▶ Your objective
Skip the pictures. Transcribe the rest of the data below without changing a word.

───

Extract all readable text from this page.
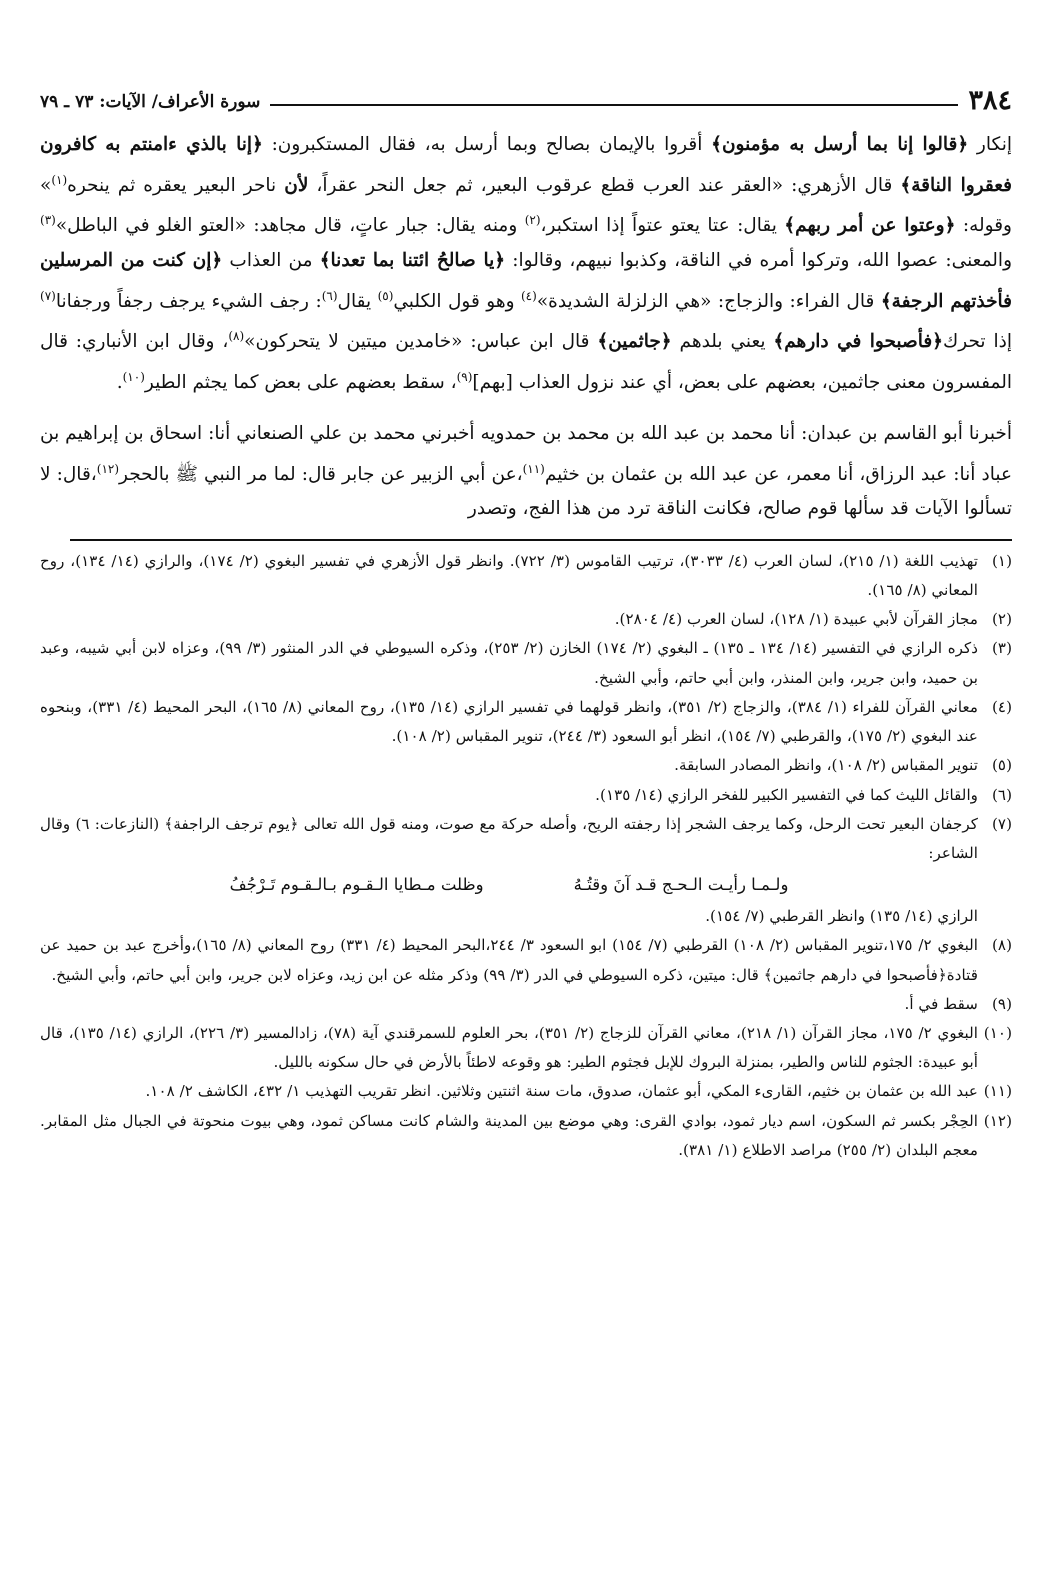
٣٨٤
سورة الأعراف/ الآيات: ٧٣ ـ ٧٩

إنكار ﴿قالوا إنا بما أرسل به مؤمنون﴾ أقروا بالإيمان بصالح وبما أرسل به، فقال المستكبرون: ﴿إنا بالذي ءامنتم به كافرون فعقروا الناقة﴾ قال الأزهري: «العقر عند العرب قطع عرقوب البعير، ثم جعل النحر عقراً، لأن ناحر البعير يعقره ثم ينحره$^{(١)}$» وقوله: ﴿وعتوا عن أمر ربهم﴾ يقال: عتا يعتو عتواً إذا استكبر،$^{(٢)}$ ومنه يقال: جبار عاتٍ، قال مجاهد: «العتو الغلو في الباطل»$^{(٣)}$ والمعنى: عصوا الله، وتركوا أمره في الناقة، وكذبوا نبيهم، وقالوا: ﴿يا صالحُ ائتنا بما تعدنا﴾ من العذاب ﴿إن كنت من المرسلين فأخذتهم الرجفة﴾ قال الفراء: والزجاج: «هي الزلزلة الشديدة»$^{(٤)}$ وهو قول الكلبي$^{(٥)}$ يقال$^{(٦)}$: رجف الشيء يرجف رجفاً ورجفانا$^{(٧)}$ إذا تحرك﴿فأصبحوا في دارهم﴾ يعني بلدهم ﴿جاثمين﴾ قال ابن عباس: «خامدين ميتين لا يتحركون»$^{(٨)}$، وقال ابن الأنباري: قال المفسرون معنى جاثمين، بعضهم على بعض، أي عند نزول العذاب [بهم]$^{(٩)}$، سقط بعضهم على بعض كما يجثم الطير$^{(١٠)}$.

أخبرنا أبو القاسم بن عبدان: أنا محمد بن عبد الله بن محمد بن حمدويه أخبرني محمد بن علي الصنعاني أنا: اسحاق بن إبراهيم بن عباد أنا: عبد الرزاق، أنا معمر، عن عبد الله بن عثمان بن خثيم$^{(١١)}$،عن أبي الزبير عن جابر قال: لما مر النبي ﷺ بالحجر$^{(١٢)}$،قال: لا تسألوا الآيات قد سألها قوم صالح، فكانت الناقة ترد من هذا الفج، وتصدر

(١)
تهذيب اللغة (١/ ٢١٥)، لسان العرب (٤/ ٣٠٣٣)، ترتيب القاموس (٣/ ٧٢٢). وانظر قول الأزهري في تفسير البغوي (٢/ ١٧٤)، والرازي (١٤/ ١٣٤)، روح المعاني (٨/ ١٦٥).
(٢)
مجاز القرآن لأبي عبيدة (١/ ١٢٨)، لسان العرب (٤/ ٢٨٠٤).
(٣)
ذكره الرازي في التفسير (١٤/ ١٣٤ ـ ١٣٥) ـ البغوي (٢/ ١٧٤) الخازن (٢/ ٢٥٣)، وذكره السيوطي في الدر المنثور (٣/ ٩٩)، وعزاه لابن أبي شيبه، وعبد بن حميد، وابن جرير، وابن المنذر، وابن أبي حاتم، وأبي الشيخ.
(٤)
معاني القرآن للفراء (١/ ٣٨٤)، والزجاج (٢/ ٣٥١)، وانظر قولهما في تفسير الرازي (١٤/ ١٣٥)، روح المعاني (٨/ ١٦٥)، البحر المحيط (٤/ ٣٣١)، وبنحوه عند البغوي (٢/ ١٧٥)، والقرطبي (٧/ ١٥٤)، انظر أبو السعود (٣/ ٢٤٤)، تنوير المقباس (٢/ ١٠٨).
(٥)
تنوير المقباس (٢/ ١٠٨)، وانظر المصادر السابقة.
(٦)
والقائل الليث كما في التفسير الكبير للفخر الرازي (١٤/ ١٣٥).
(٧)
كرجفان البعير تحت الرحل، وكما يرجف الشجر إذا رجفته الريح، وأصله حركة مع صوت، ومنه قول الله تعالى ﴿يوم ترجف الراجفة﴾ (النازعات: ٦) وقال الشاعر:
ولـمـا رأيـت الـحـج قـد آنَ وقتُـهُ
وظلت مـطايا الـقـوم بـالـقـوم تَـرْجُفُ
الرازي (١٤/ ١٣٥) وانظر القرطبي (٧/ ١٥٤).
(٨)
البغوي ٢/ ١٧٥،تنوير المقباس (٢/ ١٠٨) القرطبي (٧/ ١٥٤) ابو السعود ٣/ ٢٤٤،البحر المحيط (٤/ ٣٣١) روح المعاني (٨/ ١٦٥)،وأخرج عبد بن حميد عن قتادة﴿فأصبحوا في دارهم جاثمين﴾ قال: ميتين، ذكره السيوطي في الدر (٣/ ٩٩) وذكر مثله عن ابن زيد، وعزاه لابن جرير، وابن أبي حاتم، وأبي الشيخ.
(٩)
سقط في أ.
(١٠)
البغوي ٢/ ١٧٥، مجاز القرآن (١/ ٢١٨)، معاني القرآن للزجاج (٢/ ٣٥١)، بحر العلوم للسمرقندي آية (٧٨)، زادالمسير (٣/ ٢٢٦)، الرازي (١٤/ ١٣٥)، قال أبو عبيدة: الجثوم للناس والطير، بمنزلة البروك للإبل فجثوم الطير: هو وقوعه لاطئاً بالأرض في حال سكونه بالليل.
(١١)
عبد الله بن عثمان بن خثيم، القارىء المكي، أبو عثمان، صدوق، مات سنة اثنتين وثلاثين. انظر تقريب التهذيب ١/ ٤٣٢، الكاشف ٢/ ١٠٨.
(١٢)
الحِجْر بكسر ثم السكون، اسم ديار ثمود، بوادي القرى: وهي موضع بين المدينة والشام كانت مساكن ثمود، وهي بيوت منحوتة في الجبال مثل المقابر. معجم البلدان (٢/ ٢٥٥) مراصد الاطلاع (١/ ٣٨١).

───

▶ Solution for this task
Extract all readable text from this page.
٣٨٤
سورة الأعراف/ الآيات: ٧٣ ـ ٧٩

إنكار ﴿قالوا إنا بما أرسل به مؤمنون﴾ أقروا بالإيمان بصالح وبما أرسل به، فقال المستكبرون: ﴿إنا بالذي ءامنتم به كافرون فعقروا الناقة﴾ قال الأزهري: «العقر عند العرب قطع عرقوب البعير، ثم جعل النحر عقراً، لأن ناحر البعير يعقره ثم ينحره$^{(١)}$» وقوله: ﴿وعتوا عن أمر ربهم﴾ يقال: عتا يعتو عتواً إذا استكبر،$^{(٢)}$ ومنه يقال: جبار عاتٍ، قال مجاهد: «العتو الغلو في الباطل»$^{(٣)}$ والمعنى: عصوا الله، وتركوا أمره في الناقة، وكذبوا نبيهم، وقالوا: ﴿يا صالحُ ائتنا بما تعدنا﴾ من العذاب ﴿إن كنت من المرسلين فأخذتهم الرجفة﴾ قال الفراء: والزجاج: «هي الزلزلة الشديدة»$^{(٤)}$ وهو قول الكلبي$^{(٥)}$ يقال$^{(٦)}$: رجف الشيء يرجف رجفاً ورجفانا$^{(٧)}$ إذا تحرك﴿فأصبحوا في دارهم﴾ يعني بلدهم ﴿جاثمين﴾ قال ابن عباس: «خامدين ميتين لا يتحركون»$^{(٨)}$، وقال ابن الأنباري: قال المفسرون معنى جاثمين، بعضهم على بعض، أي عند نزول العذاب [بهم]$^{(٩)}$، سقط بعضهم على بعض كما يجثم الطير$^{(١٠)}$.

أخبرنا أبو القاسم بن عبدان: أنا محمد بن عبد الله بن محمد بن حمدويه أخبرني محمد بن علي الصنعاني أنا: اسحاق بن إبراهيم بن عباد أنا: عبد الرزاق، أنا معمر، عن عبد الله بن عثمان بن خثيم$^{(١١)}$،عن أبي الزبير عن جابر قال: لما مر النبي ﷺ بالحجر$^{(١٢)}$،قال: لا تسألوا الآيات قد سألها قوم صالح، فكانت الناقة ترد من هذا الفج، وتصدر

(١)
تهذيب اللغة (١/ ٢١٥)، لسان العرب (٤/ ٣٠٣٣)، ترتيب القاموس (٣/ ٧٢٢). وانظر قول الأزهري في تفسير البغوي (٢/ ١٧٤)، والرازي (١٤/ ١٣٤)، روح المعاني (٨/ ١٦٥).
(٢)
مجاز القرآن لأبي عبيدة (١/ ١٢٨)، لسان العرب (٤/ ٢٨٠٤).
(٣)
ذكره الرازي في التفسير (١٤/ ١٣٤ ـ ١٣٥) ـ البغوي (٢/ ١٧٤) الخازن (٢/ ٢٥٣)، وذكره السيوطي في الدر المنثور (٣/ ٩٩)، وعزاه لابن أبي شيبه، وعبد بن حميد، وابن جرير، وابن المنذر، وابن أبي حاتم، وأبي الشيخ.
(٤)
معاني القرآن للفراء (١/ ٣٨٤)، والزجاج (٢/ ٣٥١)، وانظر قولهما في تفسير الرازي (١٤/ ١٣٥)، روح المعاني (٨/ ١٦٥)، البحر المحيط (٤/ ٣٣١)، وبنحوه عند البغوي (٢/ ١٧٥)، والقرطبي (٧/ ١٥٤)، انظر أبو السعود (٣/ ٢٤٤)، تنوير المقباس (٢/ ١٠٨).
(٥)
تنوير المقباس (٢/ ١٠٨)، وانظر المصادر السابقة.
(٦)
والقائل الليث كما في التفسير الكبير للفخر الرازي (١٤/ ١٣٥).
(٧)
كرجفان البعير تحت الرحل، وكما يرجف الشجر إذا رجفته الريح، وأصله حركة مع صوت، ومنه قول الله تعالى ﴿يوم ترجف الراجفة﴾ (النازعات: ٦) وقال الشاعر:
ولـمـا رأيـت الـحـج قـد آنَ وقتُـهُ
وظلت مـطايا الـقـوم بـالـقـوم تَـرْجُفُ
الرازي (١٤/ ١٣٥) وانظر القرطبي (٧/ ١٥٤).
(٨)
البغوي ٢/ ١٧٥،تنوير المقباس (٢/ ١٠٨) القرطبي (٧/ ١٥٤) ابو السعود ٣/ ٢٤٤،البحر المحيط (٤/ ٣٣١) روح المعاني (٨/ ١٦٥)،وأخرج عبد بن حميد عن قتادة﴿فأصبحوا في دارهم جاثمين﴾ قال: ميتين، ذكره السيوطي في الدر (٣/ ٩٩) وذكر مثله عن ابن زيد، وعزاه لابن جرير، وابن أبي حاتم، وأبي الشيخ.
(٩)
سقط في أ.
(١٠)
البغوي ٢/ ١٧٥، مجاز القرآن (١/ ٢١٨)، معاني القرآن للزجاج (٢/ ٣٥١)، بحر العلوم للسمرقندي آية (٧٨)، زادالمسير (٣/ ٢٢٦)، الرازي (١٤/ ١٣٥)، قال أبو عبيدة: الجثوم للناس والطير، بمنزلة البروك للإبل فجثوم الطير: هو وقوعه لاطئاً بالأرض في حال سكونه بالليل.
(١١)
عبد الله بن عثمان بن خثيم، القارىء المكي، أبو عثمان، صدوق، مات سنة اثنتين وثلاثين. انظر تقريب التهذيب ١/ ٤٣٢، الكاشف ٢/ ١٠٨.
(١٢)
الحِجْر بكسر ثم السكون، اسم ديار ثمود، بوادي القرى: وهي موضع بين المدينة والشام كانت مساكن ثمود، وهي بيوت منحوتة في الجبال مثل المقابر. معجم البلدان (٢/ ٢٥٥) مراصد الاطلاع (١/ ٣٨١).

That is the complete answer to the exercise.